### TASK INPUT
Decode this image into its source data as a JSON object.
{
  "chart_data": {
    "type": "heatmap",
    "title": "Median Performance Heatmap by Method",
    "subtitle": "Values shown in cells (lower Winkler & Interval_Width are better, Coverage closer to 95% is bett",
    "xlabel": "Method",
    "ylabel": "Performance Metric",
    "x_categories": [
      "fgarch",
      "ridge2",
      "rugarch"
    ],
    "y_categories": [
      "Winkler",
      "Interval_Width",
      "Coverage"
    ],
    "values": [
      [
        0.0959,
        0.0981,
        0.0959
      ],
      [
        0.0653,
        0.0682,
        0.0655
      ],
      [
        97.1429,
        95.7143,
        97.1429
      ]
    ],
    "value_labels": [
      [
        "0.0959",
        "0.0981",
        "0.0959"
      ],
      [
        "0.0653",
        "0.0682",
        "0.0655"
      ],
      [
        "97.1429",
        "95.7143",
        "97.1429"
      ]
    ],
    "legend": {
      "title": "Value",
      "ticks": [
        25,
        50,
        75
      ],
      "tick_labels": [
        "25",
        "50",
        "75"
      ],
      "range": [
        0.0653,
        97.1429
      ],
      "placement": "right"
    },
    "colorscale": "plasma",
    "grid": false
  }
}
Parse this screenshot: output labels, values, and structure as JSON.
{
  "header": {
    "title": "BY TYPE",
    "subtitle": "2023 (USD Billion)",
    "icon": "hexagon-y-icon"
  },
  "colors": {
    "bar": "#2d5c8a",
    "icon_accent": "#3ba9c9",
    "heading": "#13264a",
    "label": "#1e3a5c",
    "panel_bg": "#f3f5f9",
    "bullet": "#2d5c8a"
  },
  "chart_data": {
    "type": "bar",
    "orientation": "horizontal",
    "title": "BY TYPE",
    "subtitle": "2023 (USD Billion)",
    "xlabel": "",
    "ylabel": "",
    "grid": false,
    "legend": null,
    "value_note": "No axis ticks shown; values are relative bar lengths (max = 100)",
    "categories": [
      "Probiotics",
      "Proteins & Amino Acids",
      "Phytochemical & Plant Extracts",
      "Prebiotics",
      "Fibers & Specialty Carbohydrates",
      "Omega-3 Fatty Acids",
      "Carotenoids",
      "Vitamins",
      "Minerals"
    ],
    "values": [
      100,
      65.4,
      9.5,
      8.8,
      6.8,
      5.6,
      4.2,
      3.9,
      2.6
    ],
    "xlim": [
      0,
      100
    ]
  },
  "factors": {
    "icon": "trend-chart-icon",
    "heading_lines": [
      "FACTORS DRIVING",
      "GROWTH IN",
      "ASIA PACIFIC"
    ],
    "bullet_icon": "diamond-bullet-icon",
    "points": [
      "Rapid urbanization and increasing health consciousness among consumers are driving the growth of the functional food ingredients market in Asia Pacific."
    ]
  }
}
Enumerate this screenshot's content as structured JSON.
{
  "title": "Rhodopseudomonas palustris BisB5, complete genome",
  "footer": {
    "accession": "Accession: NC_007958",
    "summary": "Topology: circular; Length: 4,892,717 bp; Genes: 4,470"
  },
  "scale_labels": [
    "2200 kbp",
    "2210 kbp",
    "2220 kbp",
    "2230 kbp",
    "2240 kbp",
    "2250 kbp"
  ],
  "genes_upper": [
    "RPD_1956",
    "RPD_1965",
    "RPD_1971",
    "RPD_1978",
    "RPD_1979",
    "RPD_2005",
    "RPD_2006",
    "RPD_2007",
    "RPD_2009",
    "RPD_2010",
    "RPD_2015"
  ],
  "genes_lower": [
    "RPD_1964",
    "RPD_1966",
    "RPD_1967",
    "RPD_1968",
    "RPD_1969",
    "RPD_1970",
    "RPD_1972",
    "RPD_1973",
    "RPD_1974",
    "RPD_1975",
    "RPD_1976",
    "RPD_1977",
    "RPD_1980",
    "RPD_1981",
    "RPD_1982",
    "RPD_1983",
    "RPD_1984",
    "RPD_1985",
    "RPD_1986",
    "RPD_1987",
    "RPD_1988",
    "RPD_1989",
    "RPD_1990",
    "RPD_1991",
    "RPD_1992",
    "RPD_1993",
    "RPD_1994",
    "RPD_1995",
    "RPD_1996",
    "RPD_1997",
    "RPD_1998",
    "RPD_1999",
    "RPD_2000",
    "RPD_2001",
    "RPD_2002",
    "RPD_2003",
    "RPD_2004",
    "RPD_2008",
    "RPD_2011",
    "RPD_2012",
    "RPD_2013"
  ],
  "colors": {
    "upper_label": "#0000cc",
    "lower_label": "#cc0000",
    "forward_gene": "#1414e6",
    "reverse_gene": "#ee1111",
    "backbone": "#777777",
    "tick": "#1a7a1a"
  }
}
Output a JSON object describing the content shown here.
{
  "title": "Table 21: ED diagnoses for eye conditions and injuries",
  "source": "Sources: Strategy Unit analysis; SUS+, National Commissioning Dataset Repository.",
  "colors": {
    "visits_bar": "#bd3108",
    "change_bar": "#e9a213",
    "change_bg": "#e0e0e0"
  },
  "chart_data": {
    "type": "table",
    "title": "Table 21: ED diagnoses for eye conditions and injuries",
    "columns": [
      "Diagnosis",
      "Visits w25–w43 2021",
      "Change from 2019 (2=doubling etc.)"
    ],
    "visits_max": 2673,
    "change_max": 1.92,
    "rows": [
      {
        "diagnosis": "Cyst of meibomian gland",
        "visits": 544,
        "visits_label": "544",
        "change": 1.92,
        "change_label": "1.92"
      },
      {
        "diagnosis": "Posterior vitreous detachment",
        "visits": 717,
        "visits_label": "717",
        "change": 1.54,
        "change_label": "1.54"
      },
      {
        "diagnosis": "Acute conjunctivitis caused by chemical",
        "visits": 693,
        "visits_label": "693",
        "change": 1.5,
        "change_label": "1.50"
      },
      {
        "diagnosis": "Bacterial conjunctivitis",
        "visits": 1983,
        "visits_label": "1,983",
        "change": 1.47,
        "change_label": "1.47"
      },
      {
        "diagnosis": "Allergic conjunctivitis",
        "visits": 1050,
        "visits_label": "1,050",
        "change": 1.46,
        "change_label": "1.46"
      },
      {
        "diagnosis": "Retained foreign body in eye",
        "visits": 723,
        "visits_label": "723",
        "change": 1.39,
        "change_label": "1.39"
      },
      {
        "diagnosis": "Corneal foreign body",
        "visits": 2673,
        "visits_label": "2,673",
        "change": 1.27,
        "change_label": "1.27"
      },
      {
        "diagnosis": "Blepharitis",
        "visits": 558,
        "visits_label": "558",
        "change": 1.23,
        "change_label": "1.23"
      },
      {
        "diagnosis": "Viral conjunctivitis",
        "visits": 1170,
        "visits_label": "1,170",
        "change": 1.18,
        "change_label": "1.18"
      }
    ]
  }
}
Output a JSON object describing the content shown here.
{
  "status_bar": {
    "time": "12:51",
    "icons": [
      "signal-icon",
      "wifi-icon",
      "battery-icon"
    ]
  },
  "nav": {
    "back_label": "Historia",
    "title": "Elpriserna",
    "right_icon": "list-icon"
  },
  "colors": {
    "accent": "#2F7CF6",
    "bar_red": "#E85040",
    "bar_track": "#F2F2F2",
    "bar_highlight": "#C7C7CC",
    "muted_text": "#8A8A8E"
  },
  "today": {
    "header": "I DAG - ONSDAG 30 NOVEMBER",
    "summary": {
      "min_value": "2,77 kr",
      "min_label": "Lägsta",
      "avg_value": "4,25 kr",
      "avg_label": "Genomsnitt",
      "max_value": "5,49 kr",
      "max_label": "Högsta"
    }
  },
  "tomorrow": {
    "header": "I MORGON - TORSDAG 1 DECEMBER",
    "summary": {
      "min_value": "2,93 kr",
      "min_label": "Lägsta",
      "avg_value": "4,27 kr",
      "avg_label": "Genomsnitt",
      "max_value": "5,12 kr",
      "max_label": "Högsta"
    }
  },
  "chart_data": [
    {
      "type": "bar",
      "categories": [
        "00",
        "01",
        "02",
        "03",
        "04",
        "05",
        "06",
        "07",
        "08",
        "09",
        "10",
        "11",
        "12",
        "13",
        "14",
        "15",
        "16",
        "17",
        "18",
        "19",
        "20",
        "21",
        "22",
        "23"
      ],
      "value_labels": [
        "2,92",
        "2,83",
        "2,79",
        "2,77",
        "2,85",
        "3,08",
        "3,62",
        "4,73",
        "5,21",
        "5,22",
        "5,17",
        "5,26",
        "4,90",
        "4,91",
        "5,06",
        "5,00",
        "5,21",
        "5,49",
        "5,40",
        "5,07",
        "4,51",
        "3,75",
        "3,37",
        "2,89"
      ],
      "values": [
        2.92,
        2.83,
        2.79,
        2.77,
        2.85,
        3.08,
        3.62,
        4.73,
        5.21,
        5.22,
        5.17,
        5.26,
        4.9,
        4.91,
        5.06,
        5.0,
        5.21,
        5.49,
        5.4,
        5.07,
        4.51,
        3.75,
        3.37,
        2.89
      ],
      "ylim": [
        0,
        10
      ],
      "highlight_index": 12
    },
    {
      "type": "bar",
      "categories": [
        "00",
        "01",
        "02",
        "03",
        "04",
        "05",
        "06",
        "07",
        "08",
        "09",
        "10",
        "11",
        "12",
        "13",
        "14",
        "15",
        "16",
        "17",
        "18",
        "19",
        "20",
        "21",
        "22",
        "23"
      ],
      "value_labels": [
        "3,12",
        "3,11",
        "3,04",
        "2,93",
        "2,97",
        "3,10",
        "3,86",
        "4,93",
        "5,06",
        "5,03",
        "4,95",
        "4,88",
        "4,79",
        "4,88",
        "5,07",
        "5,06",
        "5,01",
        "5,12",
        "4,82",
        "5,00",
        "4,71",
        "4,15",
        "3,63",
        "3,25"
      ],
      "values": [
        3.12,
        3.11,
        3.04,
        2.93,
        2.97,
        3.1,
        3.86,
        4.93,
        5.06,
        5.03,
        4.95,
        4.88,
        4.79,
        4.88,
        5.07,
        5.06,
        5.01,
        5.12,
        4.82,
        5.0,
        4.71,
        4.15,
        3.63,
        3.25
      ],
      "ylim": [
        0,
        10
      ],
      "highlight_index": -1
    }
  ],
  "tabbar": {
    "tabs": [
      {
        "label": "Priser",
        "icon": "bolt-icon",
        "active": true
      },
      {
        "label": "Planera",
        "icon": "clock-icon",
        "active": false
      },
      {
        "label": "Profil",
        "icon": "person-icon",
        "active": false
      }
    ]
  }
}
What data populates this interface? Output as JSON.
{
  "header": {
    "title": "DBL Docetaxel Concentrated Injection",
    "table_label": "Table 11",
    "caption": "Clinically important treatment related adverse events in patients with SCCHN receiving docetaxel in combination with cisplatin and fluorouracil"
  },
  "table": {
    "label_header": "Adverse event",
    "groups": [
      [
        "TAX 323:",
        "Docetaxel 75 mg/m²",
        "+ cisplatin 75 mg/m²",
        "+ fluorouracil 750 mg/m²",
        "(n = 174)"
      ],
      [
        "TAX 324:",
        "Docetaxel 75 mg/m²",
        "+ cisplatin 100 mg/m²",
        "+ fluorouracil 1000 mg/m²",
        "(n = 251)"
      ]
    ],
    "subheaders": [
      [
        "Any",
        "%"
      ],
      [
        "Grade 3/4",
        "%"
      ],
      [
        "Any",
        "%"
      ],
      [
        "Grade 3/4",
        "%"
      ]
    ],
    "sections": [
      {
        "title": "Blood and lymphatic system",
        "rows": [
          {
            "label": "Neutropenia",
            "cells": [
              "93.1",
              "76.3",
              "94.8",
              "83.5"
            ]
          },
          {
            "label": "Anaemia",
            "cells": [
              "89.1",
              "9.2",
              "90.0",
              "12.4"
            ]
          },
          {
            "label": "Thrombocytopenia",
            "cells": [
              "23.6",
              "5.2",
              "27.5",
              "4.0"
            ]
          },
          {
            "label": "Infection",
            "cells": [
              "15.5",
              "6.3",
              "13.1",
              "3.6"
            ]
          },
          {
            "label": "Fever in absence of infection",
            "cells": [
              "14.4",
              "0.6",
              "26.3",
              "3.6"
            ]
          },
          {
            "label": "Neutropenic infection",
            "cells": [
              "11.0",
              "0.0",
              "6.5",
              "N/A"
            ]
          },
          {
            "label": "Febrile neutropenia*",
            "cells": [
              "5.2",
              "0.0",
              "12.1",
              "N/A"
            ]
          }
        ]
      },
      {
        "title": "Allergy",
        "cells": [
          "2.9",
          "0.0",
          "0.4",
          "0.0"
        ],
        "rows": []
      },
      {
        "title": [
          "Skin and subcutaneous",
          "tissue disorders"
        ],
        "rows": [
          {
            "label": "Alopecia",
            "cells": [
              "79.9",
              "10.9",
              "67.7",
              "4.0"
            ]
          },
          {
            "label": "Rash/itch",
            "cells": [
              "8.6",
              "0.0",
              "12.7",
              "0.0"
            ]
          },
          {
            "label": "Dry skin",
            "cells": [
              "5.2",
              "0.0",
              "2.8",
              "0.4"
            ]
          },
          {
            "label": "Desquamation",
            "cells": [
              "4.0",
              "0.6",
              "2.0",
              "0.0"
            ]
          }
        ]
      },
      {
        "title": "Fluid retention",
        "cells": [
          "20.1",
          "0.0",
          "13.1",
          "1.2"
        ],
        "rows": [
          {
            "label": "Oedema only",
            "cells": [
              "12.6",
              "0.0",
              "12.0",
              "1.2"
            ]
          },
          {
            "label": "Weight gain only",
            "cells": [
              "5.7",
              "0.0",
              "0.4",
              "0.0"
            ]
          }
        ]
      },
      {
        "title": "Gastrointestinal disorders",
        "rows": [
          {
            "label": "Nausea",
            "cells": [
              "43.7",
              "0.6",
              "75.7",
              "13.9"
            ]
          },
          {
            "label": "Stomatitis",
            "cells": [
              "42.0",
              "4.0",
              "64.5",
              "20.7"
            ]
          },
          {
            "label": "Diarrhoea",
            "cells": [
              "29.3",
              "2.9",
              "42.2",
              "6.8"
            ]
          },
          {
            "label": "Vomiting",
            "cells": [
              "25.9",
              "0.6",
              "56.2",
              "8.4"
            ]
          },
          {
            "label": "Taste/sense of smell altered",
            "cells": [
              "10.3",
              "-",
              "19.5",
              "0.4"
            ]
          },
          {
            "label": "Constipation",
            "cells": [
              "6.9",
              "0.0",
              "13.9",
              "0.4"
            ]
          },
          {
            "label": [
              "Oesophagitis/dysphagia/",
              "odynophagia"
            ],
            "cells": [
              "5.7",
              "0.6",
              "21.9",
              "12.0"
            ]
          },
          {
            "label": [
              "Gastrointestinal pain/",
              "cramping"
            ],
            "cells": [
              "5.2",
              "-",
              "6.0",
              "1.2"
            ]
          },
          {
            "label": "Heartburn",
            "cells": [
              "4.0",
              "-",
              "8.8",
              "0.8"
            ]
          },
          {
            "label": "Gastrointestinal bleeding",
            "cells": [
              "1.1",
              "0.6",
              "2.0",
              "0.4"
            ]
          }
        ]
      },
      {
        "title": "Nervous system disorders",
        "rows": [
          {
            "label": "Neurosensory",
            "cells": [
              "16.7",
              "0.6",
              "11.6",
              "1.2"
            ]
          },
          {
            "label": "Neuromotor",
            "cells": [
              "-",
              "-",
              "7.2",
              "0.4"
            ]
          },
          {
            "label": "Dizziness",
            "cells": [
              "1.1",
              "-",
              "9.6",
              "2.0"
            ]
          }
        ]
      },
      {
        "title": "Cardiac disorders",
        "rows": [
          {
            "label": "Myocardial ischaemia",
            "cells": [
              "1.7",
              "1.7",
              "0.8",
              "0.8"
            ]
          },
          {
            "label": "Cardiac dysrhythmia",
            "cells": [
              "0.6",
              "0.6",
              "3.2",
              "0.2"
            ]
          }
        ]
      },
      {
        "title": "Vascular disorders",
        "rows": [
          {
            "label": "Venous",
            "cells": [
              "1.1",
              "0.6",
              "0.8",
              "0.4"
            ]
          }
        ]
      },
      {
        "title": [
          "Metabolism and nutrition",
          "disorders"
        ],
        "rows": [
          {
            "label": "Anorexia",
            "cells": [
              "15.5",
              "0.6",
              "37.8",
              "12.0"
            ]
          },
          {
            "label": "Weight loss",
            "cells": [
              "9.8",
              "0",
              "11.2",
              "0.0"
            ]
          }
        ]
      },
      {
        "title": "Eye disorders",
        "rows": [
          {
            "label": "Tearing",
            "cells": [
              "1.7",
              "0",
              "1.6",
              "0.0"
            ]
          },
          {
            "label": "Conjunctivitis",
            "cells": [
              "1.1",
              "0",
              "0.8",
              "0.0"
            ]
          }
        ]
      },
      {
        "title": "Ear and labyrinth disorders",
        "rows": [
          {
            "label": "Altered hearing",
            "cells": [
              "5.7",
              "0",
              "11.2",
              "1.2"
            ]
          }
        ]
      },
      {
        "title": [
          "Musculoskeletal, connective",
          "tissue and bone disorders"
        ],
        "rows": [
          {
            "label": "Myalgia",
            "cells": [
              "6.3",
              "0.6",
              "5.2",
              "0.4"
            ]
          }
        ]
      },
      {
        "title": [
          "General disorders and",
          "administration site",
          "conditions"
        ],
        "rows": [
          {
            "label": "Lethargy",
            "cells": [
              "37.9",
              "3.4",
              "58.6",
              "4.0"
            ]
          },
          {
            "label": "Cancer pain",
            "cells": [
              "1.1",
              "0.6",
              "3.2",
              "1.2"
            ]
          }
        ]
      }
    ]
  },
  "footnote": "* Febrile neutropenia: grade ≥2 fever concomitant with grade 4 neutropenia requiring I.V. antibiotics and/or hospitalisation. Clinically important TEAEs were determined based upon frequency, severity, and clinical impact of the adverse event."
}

### EXERCISE PROMPT
Check each line above for the word "important" and copy the ones that have it.

### TASK SOLUTION
    "caption": "Clinically important treatment related adverse events in patients with SCCHN receiving docetaxel in combination with cisplatin and fluorouracil"
  "footnote": "* Febrile neutropenia: grade ≥2 fever concomitant with grade 4 neutropenia requiring I.V. antibiotics and/or hospitalisation. Clinically important TEAEs were determined based upon frequency, severity, and clinical impact of the adverse event."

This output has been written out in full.